**JOB**:
Identify and copy all lines of the material where the string "name" is found.

Stored records
----------------

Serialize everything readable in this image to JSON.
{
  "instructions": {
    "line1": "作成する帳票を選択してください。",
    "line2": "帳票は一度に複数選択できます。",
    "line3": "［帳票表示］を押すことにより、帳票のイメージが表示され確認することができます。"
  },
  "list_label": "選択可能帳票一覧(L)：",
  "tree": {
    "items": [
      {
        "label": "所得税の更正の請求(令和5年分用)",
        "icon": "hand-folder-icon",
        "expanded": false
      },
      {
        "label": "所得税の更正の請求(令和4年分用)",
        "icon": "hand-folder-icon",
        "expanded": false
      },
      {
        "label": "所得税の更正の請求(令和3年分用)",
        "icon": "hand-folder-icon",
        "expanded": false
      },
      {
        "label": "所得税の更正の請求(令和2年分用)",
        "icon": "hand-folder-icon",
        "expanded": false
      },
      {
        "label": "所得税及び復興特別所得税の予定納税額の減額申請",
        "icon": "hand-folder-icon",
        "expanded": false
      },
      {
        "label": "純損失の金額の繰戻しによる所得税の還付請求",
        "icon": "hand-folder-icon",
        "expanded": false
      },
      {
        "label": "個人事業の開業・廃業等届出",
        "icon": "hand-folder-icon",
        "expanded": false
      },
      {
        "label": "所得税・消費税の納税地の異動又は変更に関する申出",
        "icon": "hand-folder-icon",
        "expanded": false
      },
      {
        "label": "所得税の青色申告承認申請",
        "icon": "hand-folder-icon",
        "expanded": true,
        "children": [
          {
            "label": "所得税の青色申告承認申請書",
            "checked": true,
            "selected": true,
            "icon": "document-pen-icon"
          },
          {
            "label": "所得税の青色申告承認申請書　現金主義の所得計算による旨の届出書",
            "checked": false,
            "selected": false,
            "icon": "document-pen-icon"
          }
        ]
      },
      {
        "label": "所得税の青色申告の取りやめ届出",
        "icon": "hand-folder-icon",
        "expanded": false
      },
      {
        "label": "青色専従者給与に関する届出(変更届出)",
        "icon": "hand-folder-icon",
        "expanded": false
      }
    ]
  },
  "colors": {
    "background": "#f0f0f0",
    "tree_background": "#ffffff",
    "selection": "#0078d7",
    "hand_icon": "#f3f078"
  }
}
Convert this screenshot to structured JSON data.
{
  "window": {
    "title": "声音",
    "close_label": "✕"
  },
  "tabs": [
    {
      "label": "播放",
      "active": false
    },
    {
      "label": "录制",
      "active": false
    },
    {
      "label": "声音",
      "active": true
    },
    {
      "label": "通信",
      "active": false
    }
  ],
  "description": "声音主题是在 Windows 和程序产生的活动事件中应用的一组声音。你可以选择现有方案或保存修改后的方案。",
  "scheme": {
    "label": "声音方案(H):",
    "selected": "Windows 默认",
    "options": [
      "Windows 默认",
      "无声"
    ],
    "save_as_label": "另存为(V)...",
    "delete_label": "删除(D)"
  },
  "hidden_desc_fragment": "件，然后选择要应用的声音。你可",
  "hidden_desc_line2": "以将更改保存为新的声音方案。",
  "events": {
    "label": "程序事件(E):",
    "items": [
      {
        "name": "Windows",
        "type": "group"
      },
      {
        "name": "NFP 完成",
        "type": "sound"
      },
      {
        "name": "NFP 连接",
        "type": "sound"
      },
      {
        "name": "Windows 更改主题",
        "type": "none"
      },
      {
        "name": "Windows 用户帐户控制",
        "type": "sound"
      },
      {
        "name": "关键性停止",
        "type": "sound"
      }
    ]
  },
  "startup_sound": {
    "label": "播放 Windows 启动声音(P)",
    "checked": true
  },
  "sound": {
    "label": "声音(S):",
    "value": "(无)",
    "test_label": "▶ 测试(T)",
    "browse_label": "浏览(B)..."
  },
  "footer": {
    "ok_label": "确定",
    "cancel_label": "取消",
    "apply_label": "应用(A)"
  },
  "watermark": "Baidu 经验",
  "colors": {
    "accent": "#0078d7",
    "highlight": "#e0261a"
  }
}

----------------

**COMPLETED TASK**:
        "name": "Windows",
        "name": "NFP 完成",
        "name": "NFP 连接",
        "name": "Windows 更改主题",
        "name": "Windows 用户帐户控制",
        "name": "关键性停止",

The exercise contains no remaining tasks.